Data excerpts:
────────────────

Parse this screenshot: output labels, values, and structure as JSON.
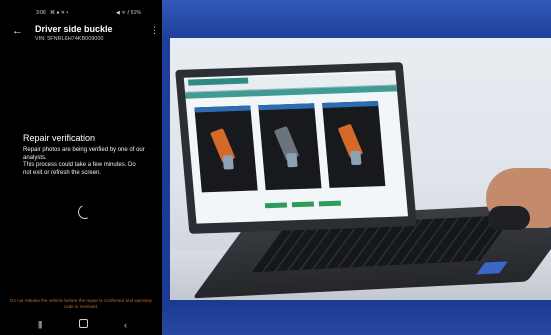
{
  "phone": {
    "status_time": "3:06",
    "status_left_icons": "⌘ ● ✕ •",
    "status_right": "◀ ᯤ ⫽ 51%",
    "battery_percent": "51%",
    "title": "Driver side buckle",
    "vin": "VIN: 5FNRL6H74KB009000",
    "heading": "Repair verification",
    "body": "Repair photos are being verified by one of our analysts.\nThis process could take a few minutes. Do not exit or refresh the screen.",
    "warning": "Do not release the vehicle before the repair is confirmed and warranty code is received.",
    "icons": {
      "back": "arrow-left-icon",
      "menu": "more-vertical-icon",
      "spinner": "loading-spinner-icon",
      "nav_recents": "recents-icon",
      "nav_home": "home-icon",
      "nav_back": "back-icon"
    }
  },
  "colors": {
    "background_blue": "#1d3c95",
    "warning_orange": "#c06c2a",
    "phone_bg": "#000000"
  }
}
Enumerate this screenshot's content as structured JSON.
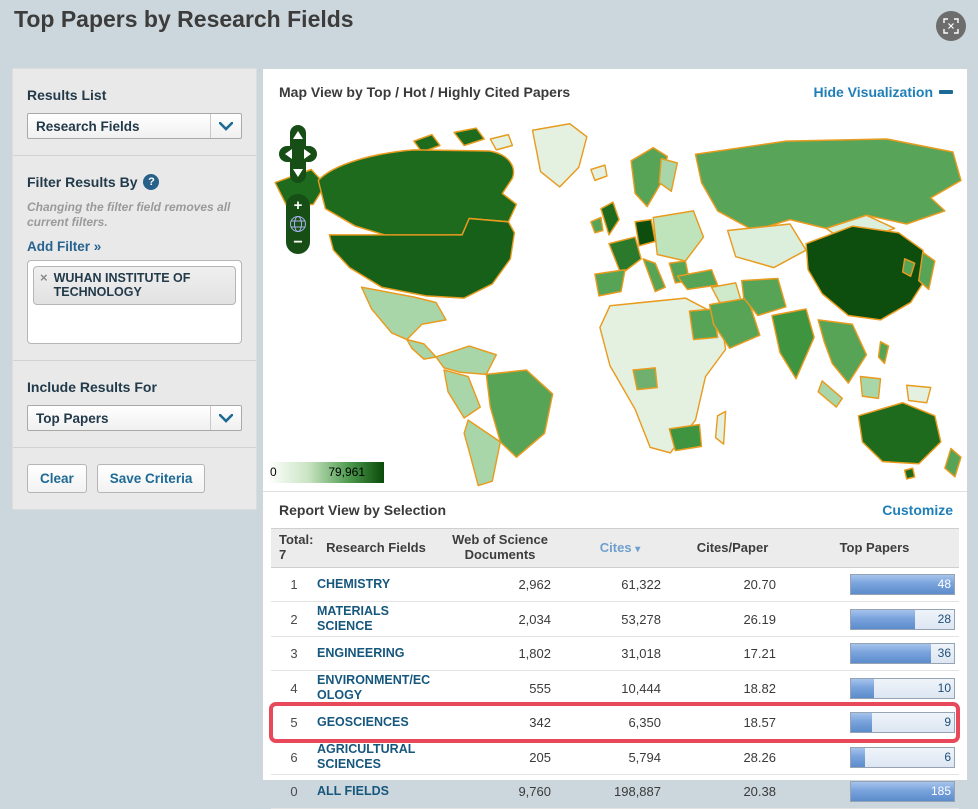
{
  "page": {
    "title": "Top Papers by Research Fields"
  },
  "sidebar": {
    "results_list": {
      "heading": "Results List",
      "selected": "Research Fields"
    },
    "filter": {
      "heading": "Filter Results By",
      "help_icon": "?",
      "note": "Changing the filter field removes all current filters.",
      "add_filter": "Add Filter »",
      "tag": {
        "remove": "×",
        "label": "WUHAN INSTITUTE OF TECHNOLOGY"
      }
    },
    "include_results": {
      "heading": "Include Results For",
      "selected": "Top Papers"
    },
    "actions": {
      "clear": "Clear",
      "save": "Save Criteria"
    }
  },
  "map": {
    "title": "Map View by Top / Hot / Highly Cited Papers",
    "hide_link": "Hide Visualization",
    "legend": {
      "min": "0",
      "max": "79,961"
    },
    "controls": {
      "zoom_in": "+",
      "zoom_out": "−"
    }
  },
  "report": {
    "title": "Report View by Selection",
    "customize_link": "Customize",
    "columns": {
      "total": "Total: 7",
      "field": "Research Fields",
      "documents": "Web of Science Documents",
      "cites": "Cites",
      "cites_per_paper": "Cites/Paper",
      "top_papers": "Top Papers"
    },
    "sort_indicator": "▾",
    "rows": [
      {
        "rank": "1",
        "field": "CHEMISTRY",
        "documents": "2,962",
        "cites": "61,322",
        "cites_per_paper": "20.70",
        "top_papers": "48",
        "bar_percent": 100
      },
      {
        "rank": "2",
        "field": "MATERIALS SCIENCE",
        "documents": "2,034",
        "cites": "53,278",
        "cites_per_paper": "26.19",
        "top_papers": "28",
        "bar_percent": 62
      },
      {
        "rank": "3",
        "field": "ENGINEERING",
        "documents": "1,802",
        "cites": "31,018",
        "cites_per_paper": "17.21",
        "top_papers": "36",
        "bar_percent": 78
      },
      {
        "rank": "4",
        "field": "ENVIRONMENT/ECOLOGY",
        "documents": "555",
        "cites": "10,444",
        "cites_per_paper": "18.82",
        "top_papers": "10",
        "bar_percent": 22
      },
      {
        "rank": "5",
        "field": "GEOSCIENCES",
        "documents": "342",
        "cites": "6,350",
        "cites_per_paper": "18.57",
        "top_papers": "9",
        "bar_percent": 20,
        "highlighted": true
      },
      {
        "rank": "6",
        "field": "AGRICULTURAL SCIENCES",
        "documents": "205",
        "cites": "5,794",
        "cites_per_paper": "28.26",
        "top_papers": "6",
        "bar_percent": 14
      },
      {
        "rank": "0",
        "field": "ALL FIELDS",
        "documents": "9,760",
        "cites": "198,887",
        "cites_per_paper": "20.38",
        "top_papers": "185",
        "bar_percent": 100
      }
    ]
  },
  "colors": {
    "page_background": "#ccd7dd",
    "link_blue": "#1e7fb8",
    "field_link_blue": "#16577e",
    "highlight_red": "#e8495a",
    "bar_fill_blue": "#5b8ccc",
    "map_border_orange": "#e89b1e",
    "map_green_darkest": "#0d4d0d",
    "map_green_dark": "#1e6b1e",
    "map_green_medium": "#57a457",
    "map_green_light": "#a9d6a9",
    "map_green_pale": "#e4f1e0",
    "control_green": "#164e16"
  }
}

────────────────

What the task requires: Give every record back exactly as it reads, with no images.

Written response:
Parse this screenshot: output labels, values, and structure as JSON.
{
  "phone": {
    "status_time": "3:06",
    "status_left_icons": "⌘ ● ✕ •",
    "status_right": "◀ ᯤ ⫽ 51%",
    "battery_percent": "51%",
    "title": "Driver side buckle",
    "vin": "VIN: 5FNRL6H74KB009000",
    "heading": "Repair verification",
    "body": "Repair photos are being verified by one of our analysts.\nThis process could take a few minutes. Do not exit or refresh the screen.",
    "warning": "Do not release the vehicle before the repair is confirmed and warranty code is received.",
    "icons": {
      "back": "arrow-left-icon",
      "menu": "more-vertical-icon",
      "spinner": "loading-spinner-icon",
      "nav_recents": "recents-icon",
      "nav_home": "home-icon",
      "nav_back": "back-icon"
    }
  },
  "colors": {
    "background_blue": "#1d3c95",
    "warning_orange": "#c06c2a",
    "phone_bg": "#000000"
  }
}
Enumerate this screenshot's content as structured JSON.
{
  "page": {
    "title": "Top Papers by Research Fields"
  },
  "sidebar": {
    "results_list": {
      "heading": "Results List",
      "selected": "Research Fields"
    },
    "filter": {
      "heading": "Filter Results By",
      "help_icon": "?",
      "note": "Changing the filter field removes all current filters.",
      "add_filter": "Add Filter »",
      "tag": {
        "remove": "×",
        "label": "WUHAN INSTITUTE OF TECHNOLOGY"
      }
    },
    "include_results": {
      "heading": "Include Results For",
      "selected": "Top Papers"
    },
    "actions": {
      "clear": "Clear",
      "save": "Save Criteria"
    }
  },
  "map": {
    "title": "Map View by Top / Hot / Highly Cited Papers",
    "hide_link": "Hide Visualization",
    "legend": {
      "min": "0",
      "max": "79,961"
    },
    "controls": {
      "zoom_in": "+",
      "zoom_out": "−"
    }
  },
  "report": {
    "title": "Report View by Selection",
    "customize_link": "Customize",
    "columns": {
      "total": "Total: 7",
      "field": "Research Fields",
      "documents": "Web of Science Documents",
      "cites": "Cites",
      "cites_per_paper": "Cites/Paper",
      "top_papers": "Top Papers"
    },
    "sort_indicator": "▾",
    "rows": [
      {
        "rank": "1",
        "field": "CHEMISTRY",
        "documents": "2,962",
        "cites": "61,322",
        "cites_per_paper": "20.70",
        "top_papers": "48",
        "bar_percent": 100
      },
      {
        "rank": "2",
        "field": "MATERIALS SCIENCE",
        "documents": "2,034",
        "cites": "53,278",
        "cites_per_paper": "26.19",
        "top_papers": "28",
        "bar_percent": 62
      },
      {
        "rank": "3",
        "field": "ENGINEERING",
        "documents": "1,802",
        "cites": "31,018",
        "cites_per_paper": "17.21",
        "top_papers": "36",
        "bar_percent": 78
      },
      {
        "rank": "4",
        "field": "ENVIRONMENT/ECOLOGY",
        "documents": "555",
        "cites": "10,444",
        "cites_per_paper": "18.82",
        "top_papers": "10",
        "bar_percent": 22
      },
      {
        "rank": "5",
        "field": "GEOSCIENCES",
        "documents": "342",
        "cites": "6,350",
        "cites_per_paper": "18.57",
        "top_papers": "9",
        "bar_percent": 20,
        "highlighted": true
      },
      {
        "rank": "6",
        "field": "AGRICULTURAL SCIENCES",
        "documents": "205",
        "cites": "5,794",
        "cites_per_paper": "28.26",
        "top_papers": "6",
        "bar_percent": 14
      },
      {
        "rank": "0",
        "field": "ALL FIELDS",
        "documents": "9,760",
        "cites": "198,887",
        "cites_per_paper": "20.38",
        "top_papers": "185",
        "bar_percent": 100
      }
    ]
  },
  "colors": {
    "page_background": "#ccd7dd",
    "link_blue": "#1e7fb8",
    "field_link_blue": "#16577e",
    "highlight_red": "#e8495a",
    "bar_fill_blue": "#5b8ccc",
    "map_border_orange": "#e89b1e",
    "map_green_darkest": "#0d4d0d",
    "map_green_dark": "#1e6b1e",
    "map_green_medium": "#57a457",
    "map_green_light": "#a9d6a9",
    "map_green_pale": "#e4f1e0",
    "control_green": "#164e16"
  }
}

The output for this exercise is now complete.